Supplied data:
================

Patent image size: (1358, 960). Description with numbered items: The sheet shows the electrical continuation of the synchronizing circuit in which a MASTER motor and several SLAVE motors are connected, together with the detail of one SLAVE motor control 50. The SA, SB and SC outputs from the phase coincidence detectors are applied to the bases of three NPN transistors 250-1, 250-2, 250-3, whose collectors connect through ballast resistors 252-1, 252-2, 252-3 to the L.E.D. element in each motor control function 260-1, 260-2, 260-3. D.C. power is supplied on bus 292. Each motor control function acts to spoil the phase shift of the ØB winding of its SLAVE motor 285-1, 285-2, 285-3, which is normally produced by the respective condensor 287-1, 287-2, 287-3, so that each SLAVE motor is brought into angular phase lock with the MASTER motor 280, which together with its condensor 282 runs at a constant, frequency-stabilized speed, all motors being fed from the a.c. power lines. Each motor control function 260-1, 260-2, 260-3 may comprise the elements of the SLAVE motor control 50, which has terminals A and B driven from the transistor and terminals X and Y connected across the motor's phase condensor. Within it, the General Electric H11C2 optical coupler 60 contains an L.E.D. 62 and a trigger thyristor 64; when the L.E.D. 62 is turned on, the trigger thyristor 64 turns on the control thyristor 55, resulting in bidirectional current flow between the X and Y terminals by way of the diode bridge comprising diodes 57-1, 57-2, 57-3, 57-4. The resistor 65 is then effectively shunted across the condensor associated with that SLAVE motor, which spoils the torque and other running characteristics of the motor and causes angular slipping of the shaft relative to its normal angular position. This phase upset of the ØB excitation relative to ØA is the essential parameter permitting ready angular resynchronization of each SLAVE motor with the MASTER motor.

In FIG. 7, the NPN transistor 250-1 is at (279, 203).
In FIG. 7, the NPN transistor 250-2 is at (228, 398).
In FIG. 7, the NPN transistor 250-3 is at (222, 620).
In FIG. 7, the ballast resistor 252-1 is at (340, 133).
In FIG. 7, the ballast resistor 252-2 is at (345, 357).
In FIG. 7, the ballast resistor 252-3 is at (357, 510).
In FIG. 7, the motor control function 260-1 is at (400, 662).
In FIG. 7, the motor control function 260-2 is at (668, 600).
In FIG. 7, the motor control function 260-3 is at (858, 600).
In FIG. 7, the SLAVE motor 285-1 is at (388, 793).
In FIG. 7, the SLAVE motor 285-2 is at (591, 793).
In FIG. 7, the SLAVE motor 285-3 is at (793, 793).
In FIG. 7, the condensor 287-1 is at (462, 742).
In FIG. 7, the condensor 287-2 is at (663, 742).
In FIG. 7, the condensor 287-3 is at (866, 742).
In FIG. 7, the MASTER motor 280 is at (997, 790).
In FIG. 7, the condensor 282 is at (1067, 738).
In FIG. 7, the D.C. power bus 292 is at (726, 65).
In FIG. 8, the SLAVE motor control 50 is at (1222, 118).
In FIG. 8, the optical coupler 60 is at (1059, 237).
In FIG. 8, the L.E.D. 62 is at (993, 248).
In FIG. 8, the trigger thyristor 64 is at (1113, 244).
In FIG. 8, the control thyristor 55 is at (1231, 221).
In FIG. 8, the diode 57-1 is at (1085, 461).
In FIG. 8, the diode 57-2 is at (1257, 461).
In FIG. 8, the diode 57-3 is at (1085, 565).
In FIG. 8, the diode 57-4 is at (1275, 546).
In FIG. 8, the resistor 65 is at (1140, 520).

================

What you are asked to do: Repeat the material with "synchronizing circuit" swapped for "synchronization circuit", leaving everything else unchanged.

Completed task:
Patent image size: (1358, 960). Description with numbered items: The sheet shows the electrical continuation of the synchronization circuit in which a MASTER motor and several SLAVE motors are connected, together with the detail of one SLAVE motor control 50. The SA, SB and SC outputs from the phase coincidence detectors are applied to the bases of three NPN transistors 250-1, 250-2, 250-3, whose collectors connect through ballast resistors 252-1, 252-2, 252-3 to the L.E.D. element in each motor control function 260-1, 260-2, 260-3. D.C. power is supplied on bus 292. Each motor control function acts to spoil the phase shift of the ØB winding of its SLAVE motor 285-1, 285-2, 285-3, which is normally produced by the respective condensor 287-1, 287-2, 287-3, so that each SLAVE motor is brought into angular phase lock with the MASTER motor 280, which together with its condensor 282 runs at a constant, frequency-stabilized speed, all motors being fed from the a.c. power lines. Each motor control function 260-1, 260-2, 260-3 may comprise the elements of the SLAVE motor control 50, which has terminals A and B driven from the transistor and terminals X and Y connected across the motor's phase condensor. Within it, the General Electric H11C2 optical coupler 60 contains an L.E.D. 62 and a trigger thyristor 64; when the L.E.D. 62 is turned on, the trigger thyristor 64 turns on the control thyristor 55, resulting in bidirectional current flow between the X and Y terminals by way of the diode bridge comprising diodes 57-1, 57-2, 57-3, 57-4. The resistor 65 is then effectively shunted across the condensor associated with that SLAVE motor, which spoils the torque and other running characteristics of the motor and causes angular slipping of the shaft relative to its normal angular position. This phase upset of the ØB excitation relative to ØA is the essential parameter permitting ready angular resynchronization of each SLAVE motor with the MASTER motor.

In FIG. 7, the NPN transistor 250-1 is at (279, 203).
In FIG. 7, the NPN transistor 250-2 is at (228, 398).
In FIG. 7, the NPN transistor 250-3 is at (222, 620).
In FIG. 7, the ballast resistor 252-1 is at (340, 133).
In FIG. 7, the ballast resistor 252-2 is at (345, 357).
In FIG. 7, the ballast resistor 252-3 is at (357, 510).
In FIG. 7, the motor control function 260-1 is at (400, 662).
In FIG. 7, the motor control function 260-2 is at (668, 600).
In FIG. 7, the motor control function 260-3 is at (858, 600).
In FIG. 7, the SLAVE motor 285-1 is at (388, 793).
In FIG. 7, the SLAVE motor 285-2 is at (591, 793).
In FIG. 7, the SLAVE motor 285-3 is at (793, 793).
In FIG. 7, the condensor 287-1 is at (462, 742).
In FIG. 7, the condensor 287-2 is at (663, 742).
In FIG. 7, the condensor 287-3 is at (866, 742).
In FIG. 7, the MASTER motor 280 is at (997, 790).
In FIG. 7, the condensor 282 is at (1067, 738).
In FIG. 7, the D.C. power bus 292 is at (726, 65).
In FIG. 8, the SLAVE motor control 50 is at (1222, 118).
In FIG. 8, the optical coupler 60 is at (1059, 237).
In FIG. 8, the L.E.D. 62 is at (993, 248).
In FIG. 8, the trigger thyristor 64 is at (1113, 244).
In FIG. 8, the control thyristor 55 is at (1231, 221).
In FIG. 8, the diode 57-1 is at (1085, 461).
In FIG. 8, the diode 57-2 is at (1257, 461).
In FIG. 8, the diode 57-3 is at (1085, 565).
In FIG. 8, the diode 57-4 is at (1275, 546).
In FIG. 8, the resistor 65 is at (1140, 520).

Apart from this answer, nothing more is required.